Request: Type out the material below exactly.

Data entries:
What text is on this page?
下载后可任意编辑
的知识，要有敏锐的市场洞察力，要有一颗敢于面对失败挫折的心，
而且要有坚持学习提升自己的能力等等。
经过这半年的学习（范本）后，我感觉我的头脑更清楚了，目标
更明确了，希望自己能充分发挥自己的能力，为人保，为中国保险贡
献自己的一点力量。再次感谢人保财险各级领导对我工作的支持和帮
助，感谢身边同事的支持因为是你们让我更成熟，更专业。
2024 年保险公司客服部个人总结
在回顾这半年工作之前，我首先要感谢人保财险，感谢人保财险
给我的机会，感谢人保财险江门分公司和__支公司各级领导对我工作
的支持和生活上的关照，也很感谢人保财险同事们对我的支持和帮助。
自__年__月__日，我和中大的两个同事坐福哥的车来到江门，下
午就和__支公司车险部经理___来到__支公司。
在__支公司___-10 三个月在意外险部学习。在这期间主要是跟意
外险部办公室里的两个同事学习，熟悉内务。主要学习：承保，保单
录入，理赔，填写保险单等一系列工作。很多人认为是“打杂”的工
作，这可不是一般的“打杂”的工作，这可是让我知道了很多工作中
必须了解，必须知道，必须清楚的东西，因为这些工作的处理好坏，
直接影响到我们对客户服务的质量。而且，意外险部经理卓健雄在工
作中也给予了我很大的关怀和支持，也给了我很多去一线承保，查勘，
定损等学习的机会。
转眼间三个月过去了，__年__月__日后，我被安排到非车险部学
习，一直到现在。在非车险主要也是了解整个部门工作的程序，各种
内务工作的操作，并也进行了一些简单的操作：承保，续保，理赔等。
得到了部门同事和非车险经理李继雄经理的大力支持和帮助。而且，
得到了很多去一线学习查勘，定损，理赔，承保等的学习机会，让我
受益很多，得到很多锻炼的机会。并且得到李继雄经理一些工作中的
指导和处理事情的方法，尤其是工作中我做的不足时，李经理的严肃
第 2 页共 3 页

Solution for this task:
What text is on this page?
下载后可任意编辑
的知识，要有敏锐的市场洞察力，要有一颗敢于面对失败挫折的心，
而且要有坚持学习提升自己的能力等等。
经过这半年的学习（范本）后，我感觉我的头脑更清楚了，目标
更明确了，希望自己能充分发挥自己的能力，为人保，为中国保险贡
献自己的一点力量。再次感谢人保财险各级领导对我工作的支持和帮
助，感谢身边同事的支持因为是你们让我更成熟，更专业。
2024 年保险公司客服部个人总结
在回顾这半年工作之前，我首先要感谢人保财险，感谢人保财险
给我的机会，感谢人保财险江门分公司和__支公司各级领导对我工作
的支持和生活上的关照，也很感谢人保财险同事们对我的支持和帮助。
自__年__月__日，我和中大的两个同事坐福哥的车来到江门，下
午就和__支公司车险部经理___来到__支公司。
在__支公司___-10 三个月在意外险部学习。在这期间主要是跟意
外险部办公室里的两个同事学习，熟悉内务。主要学习：承保，保单
录入，理赔，填写保险单等一系列工作。很多人认为是“打杂”的工
作，这可不是一般的“打杂”的工作，这可是让我知道了很多工作中
必须了解，必须知道，必须清楚的东西，因为这些工作的处理好坏，
直接影响到我们对客户服务的质量。而且，意外险部经理卓健雄在工
作中也给予了我很大的关怀和支持，也给了我很多去一线承保，查勘，
定损等学习的机会。
转眼间三个月过去了，__年__月__日后，我被安排到非车险部学
习，一直到现在。在非车险主要也是了解整个部门工作的程序，各种
内务工作的操作，并也进行了一些简单的操作：承保，续保，理赔等。
得到了部门同事和非车险经理李继雄经理的大力支持和帮助。而且，
得到了很多去一线学习查勘，定损，理赔，承保等的学习机会，让我
受益很多，得到很多锻炼的机会。并且得到李继雄经理一些工作中的
指导和处理事情的方法，尤其是工作中我做的不足时，李经理的严肃
第 2 页共 3 页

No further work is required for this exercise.